TASK DETAILS =>
Say how many lines in the records hold the word "page", and give nothing but that number.

□ □ □ □ □ □ □

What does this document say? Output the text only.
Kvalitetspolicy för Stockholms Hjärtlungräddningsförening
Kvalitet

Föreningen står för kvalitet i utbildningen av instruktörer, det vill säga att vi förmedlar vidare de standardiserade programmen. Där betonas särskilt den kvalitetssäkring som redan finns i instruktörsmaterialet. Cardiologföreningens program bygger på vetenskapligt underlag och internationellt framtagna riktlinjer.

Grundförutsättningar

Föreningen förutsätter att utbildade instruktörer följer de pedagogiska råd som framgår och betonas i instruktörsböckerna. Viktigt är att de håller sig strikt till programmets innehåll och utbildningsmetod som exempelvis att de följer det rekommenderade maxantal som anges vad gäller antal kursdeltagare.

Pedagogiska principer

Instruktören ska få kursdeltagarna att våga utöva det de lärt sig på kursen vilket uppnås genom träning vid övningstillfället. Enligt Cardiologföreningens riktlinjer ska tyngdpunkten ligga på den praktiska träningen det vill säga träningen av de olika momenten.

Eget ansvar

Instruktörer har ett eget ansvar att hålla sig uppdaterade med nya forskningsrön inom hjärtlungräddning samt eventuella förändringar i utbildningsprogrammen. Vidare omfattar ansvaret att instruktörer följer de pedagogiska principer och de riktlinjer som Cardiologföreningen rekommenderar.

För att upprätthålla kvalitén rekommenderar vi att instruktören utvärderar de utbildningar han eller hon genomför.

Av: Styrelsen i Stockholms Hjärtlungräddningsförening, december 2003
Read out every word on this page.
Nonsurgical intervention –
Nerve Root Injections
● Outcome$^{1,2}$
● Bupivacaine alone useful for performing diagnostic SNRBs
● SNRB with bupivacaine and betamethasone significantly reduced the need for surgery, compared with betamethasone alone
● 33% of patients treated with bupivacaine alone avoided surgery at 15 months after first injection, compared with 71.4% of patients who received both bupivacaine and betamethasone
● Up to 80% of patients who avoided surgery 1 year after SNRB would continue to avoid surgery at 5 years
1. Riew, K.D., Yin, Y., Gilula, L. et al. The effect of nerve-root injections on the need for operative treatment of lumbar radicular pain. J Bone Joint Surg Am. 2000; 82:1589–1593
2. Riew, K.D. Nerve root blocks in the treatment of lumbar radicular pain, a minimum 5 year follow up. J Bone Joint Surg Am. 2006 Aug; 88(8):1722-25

□ □ □ □ □ □ □

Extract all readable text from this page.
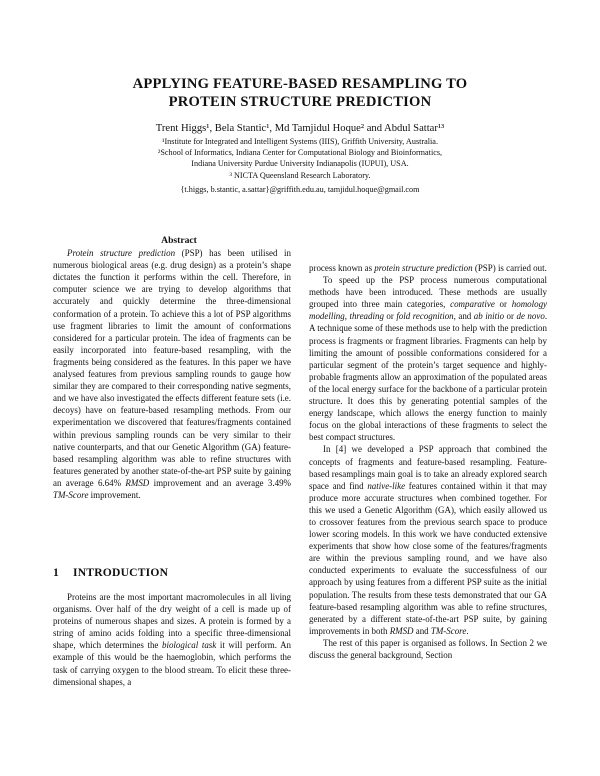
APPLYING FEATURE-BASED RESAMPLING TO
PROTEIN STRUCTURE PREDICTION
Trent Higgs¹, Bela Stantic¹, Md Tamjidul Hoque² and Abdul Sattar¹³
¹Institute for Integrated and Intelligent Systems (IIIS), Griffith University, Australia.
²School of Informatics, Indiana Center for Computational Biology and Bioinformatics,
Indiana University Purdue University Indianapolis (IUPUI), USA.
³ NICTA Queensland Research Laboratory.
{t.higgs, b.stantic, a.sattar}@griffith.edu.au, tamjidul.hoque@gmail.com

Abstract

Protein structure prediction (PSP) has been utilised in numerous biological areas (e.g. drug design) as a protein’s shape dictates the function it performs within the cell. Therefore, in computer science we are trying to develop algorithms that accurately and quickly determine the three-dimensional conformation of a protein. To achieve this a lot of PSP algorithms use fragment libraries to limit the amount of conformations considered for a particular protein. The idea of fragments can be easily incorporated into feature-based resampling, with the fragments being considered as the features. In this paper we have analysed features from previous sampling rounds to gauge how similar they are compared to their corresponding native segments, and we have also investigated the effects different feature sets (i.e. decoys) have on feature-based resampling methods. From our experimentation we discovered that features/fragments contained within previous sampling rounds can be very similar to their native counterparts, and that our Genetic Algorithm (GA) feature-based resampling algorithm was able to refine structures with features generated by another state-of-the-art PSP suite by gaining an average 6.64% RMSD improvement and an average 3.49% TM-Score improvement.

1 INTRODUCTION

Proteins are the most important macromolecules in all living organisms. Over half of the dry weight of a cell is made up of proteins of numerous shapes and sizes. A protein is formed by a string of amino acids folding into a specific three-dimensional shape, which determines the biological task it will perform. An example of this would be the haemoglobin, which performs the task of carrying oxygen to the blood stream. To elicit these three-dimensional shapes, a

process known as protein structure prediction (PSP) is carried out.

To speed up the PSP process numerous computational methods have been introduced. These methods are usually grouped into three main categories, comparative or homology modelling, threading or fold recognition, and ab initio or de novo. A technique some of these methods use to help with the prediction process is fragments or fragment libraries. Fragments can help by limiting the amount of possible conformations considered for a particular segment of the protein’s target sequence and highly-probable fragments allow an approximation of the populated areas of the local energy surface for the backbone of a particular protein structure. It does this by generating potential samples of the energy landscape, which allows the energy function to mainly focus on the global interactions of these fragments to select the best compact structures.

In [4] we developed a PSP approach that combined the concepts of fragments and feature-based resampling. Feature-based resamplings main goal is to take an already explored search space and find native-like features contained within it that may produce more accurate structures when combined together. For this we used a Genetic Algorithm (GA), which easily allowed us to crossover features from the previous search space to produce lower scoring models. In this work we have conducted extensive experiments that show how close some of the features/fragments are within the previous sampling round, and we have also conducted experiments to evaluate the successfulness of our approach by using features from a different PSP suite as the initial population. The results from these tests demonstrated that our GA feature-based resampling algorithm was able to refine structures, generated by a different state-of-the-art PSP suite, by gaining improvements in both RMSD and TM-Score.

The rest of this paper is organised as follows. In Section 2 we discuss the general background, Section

□ □ □ □ □ □ □

SOLUTION TO THE EXERCISE =>
2